**Exercise instructions**: Your task is to copy every line of the records below that contains "JSON".

------------------------------------------------------------

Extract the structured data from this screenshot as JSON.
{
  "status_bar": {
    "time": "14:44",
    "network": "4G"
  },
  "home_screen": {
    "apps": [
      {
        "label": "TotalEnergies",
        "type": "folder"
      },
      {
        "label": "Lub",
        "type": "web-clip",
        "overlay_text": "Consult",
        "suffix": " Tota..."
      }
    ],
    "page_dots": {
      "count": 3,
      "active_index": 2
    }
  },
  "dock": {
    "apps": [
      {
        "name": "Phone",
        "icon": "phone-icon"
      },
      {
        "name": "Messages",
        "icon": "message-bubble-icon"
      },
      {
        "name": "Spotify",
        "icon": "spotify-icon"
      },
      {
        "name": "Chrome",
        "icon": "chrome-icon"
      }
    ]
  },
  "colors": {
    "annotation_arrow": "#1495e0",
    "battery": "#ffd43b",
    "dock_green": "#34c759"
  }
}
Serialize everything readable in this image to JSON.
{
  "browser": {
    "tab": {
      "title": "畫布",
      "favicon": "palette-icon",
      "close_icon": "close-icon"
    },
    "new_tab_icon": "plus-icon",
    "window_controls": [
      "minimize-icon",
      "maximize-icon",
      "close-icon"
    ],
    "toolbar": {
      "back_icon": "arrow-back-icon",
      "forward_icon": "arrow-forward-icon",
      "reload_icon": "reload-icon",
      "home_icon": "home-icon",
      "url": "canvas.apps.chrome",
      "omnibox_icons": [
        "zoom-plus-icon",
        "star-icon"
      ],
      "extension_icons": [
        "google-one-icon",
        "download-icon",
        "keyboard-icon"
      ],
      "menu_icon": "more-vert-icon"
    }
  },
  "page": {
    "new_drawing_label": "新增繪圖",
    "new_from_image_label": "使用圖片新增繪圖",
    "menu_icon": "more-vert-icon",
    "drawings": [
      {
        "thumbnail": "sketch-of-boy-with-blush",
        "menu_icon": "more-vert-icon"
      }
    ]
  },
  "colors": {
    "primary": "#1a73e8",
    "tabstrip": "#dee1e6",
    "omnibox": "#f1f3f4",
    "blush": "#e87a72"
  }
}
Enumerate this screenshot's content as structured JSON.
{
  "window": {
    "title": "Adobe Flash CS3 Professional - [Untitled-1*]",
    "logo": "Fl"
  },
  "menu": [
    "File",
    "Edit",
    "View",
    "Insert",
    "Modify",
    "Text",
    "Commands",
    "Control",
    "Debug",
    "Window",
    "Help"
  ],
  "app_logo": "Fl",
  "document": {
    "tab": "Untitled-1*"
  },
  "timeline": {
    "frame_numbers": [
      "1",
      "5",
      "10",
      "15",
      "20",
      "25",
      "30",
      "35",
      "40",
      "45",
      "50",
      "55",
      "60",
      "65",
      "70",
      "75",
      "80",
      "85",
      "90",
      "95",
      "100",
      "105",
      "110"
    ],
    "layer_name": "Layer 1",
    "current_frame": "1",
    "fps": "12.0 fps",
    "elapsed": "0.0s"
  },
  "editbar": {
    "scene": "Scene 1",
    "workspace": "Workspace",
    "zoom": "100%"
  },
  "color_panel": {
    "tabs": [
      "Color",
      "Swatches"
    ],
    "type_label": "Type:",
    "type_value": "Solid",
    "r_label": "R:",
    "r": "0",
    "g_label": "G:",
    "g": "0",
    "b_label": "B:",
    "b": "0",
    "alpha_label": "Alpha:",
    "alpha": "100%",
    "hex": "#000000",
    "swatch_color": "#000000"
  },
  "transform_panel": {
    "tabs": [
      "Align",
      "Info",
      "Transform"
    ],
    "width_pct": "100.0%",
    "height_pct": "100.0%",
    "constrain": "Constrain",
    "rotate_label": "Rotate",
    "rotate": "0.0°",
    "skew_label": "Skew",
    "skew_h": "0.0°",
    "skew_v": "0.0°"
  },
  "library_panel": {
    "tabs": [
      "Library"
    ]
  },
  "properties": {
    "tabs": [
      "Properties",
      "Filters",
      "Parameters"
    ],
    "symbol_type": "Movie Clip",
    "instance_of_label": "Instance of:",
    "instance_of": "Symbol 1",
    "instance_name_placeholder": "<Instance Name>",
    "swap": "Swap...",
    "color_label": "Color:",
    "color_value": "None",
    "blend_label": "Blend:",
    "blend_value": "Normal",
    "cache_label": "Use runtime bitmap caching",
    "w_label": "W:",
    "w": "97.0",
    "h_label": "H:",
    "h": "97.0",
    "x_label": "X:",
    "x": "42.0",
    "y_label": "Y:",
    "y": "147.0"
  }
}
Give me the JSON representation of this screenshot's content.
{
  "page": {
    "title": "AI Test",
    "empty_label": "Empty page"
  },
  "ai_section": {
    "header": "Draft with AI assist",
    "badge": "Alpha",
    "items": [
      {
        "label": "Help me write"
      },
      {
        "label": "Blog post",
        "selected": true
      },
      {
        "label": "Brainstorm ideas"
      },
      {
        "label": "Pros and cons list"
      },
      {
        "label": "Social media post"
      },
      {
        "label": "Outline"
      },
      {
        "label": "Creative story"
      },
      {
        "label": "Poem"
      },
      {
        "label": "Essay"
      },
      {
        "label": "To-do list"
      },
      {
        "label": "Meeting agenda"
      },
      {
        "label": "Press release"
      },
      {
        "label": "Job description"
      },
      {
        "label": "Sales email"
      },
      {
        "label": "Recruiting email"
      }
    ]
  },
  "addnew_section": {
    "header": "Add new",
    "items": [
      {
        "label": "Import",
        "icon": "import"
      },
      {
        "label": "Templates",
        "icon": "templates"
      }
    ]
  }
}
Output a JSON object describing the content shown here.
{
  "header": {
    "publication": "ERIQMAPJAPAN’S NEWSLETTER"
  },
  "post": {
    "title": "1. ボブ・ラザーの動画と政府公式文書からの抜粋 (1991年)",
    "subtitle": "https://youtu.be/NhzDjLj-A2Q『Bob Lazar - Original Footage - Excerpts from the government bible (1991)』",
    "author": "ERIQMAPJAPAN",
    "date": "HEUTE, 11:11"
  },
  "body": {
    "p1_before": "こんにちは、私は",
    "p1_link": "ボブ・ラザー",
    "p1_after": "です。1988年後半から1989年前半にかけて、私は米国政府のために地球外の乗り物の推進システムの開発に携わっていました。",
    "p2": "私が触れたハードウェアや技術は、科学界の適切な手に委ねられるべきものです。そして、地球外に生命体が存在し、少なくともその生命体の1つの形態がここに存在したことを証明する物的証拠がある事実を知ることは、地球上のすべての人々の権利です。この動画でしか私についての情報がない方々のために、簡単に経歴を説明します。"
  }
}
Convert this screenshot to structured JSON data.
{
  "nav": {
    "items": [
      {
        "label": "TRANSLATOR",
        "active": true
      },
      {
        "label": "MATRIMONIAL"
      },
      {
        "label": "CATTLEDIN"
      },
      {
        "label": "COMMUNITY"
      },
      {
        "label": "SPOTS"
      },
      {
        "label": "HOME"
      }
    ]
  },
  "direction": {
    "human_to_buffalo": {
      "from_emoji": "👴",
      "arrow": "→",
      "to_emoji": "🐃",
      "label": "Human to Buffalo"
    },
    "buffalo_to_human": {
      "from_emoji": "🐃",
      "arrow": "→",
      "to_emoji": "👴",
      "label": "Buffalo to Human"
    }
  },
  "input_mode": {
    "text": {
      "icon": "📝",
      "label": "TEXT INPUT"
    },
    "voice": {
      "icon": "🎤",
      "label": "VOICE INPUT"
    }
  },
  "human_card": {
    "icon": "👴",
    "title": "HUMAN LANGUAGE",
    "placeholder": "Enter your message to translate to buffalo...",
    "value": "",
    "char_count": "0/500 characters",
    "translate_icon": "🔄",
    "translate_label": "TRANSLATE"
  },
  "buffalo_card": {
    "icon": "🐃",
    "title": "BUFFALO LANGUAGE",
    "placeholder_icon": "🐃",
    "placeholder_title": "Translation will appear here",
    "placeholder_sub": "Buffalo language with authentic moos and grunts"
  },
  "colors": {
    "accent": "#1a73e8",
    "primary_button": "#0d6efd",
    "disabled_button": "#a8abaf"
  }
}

------------------------------------------------------------

**Reply to the task**:
Extract the structured data from this screenshot as JSON.
Serialize everything readable in this image to JSON.
Enumerate this screenshot's content as structured JSON.
Give me the JSON representation of this screenshot's content.
Output a JSON object describing the content shown here.
Convert this screenshot to structured JSON data.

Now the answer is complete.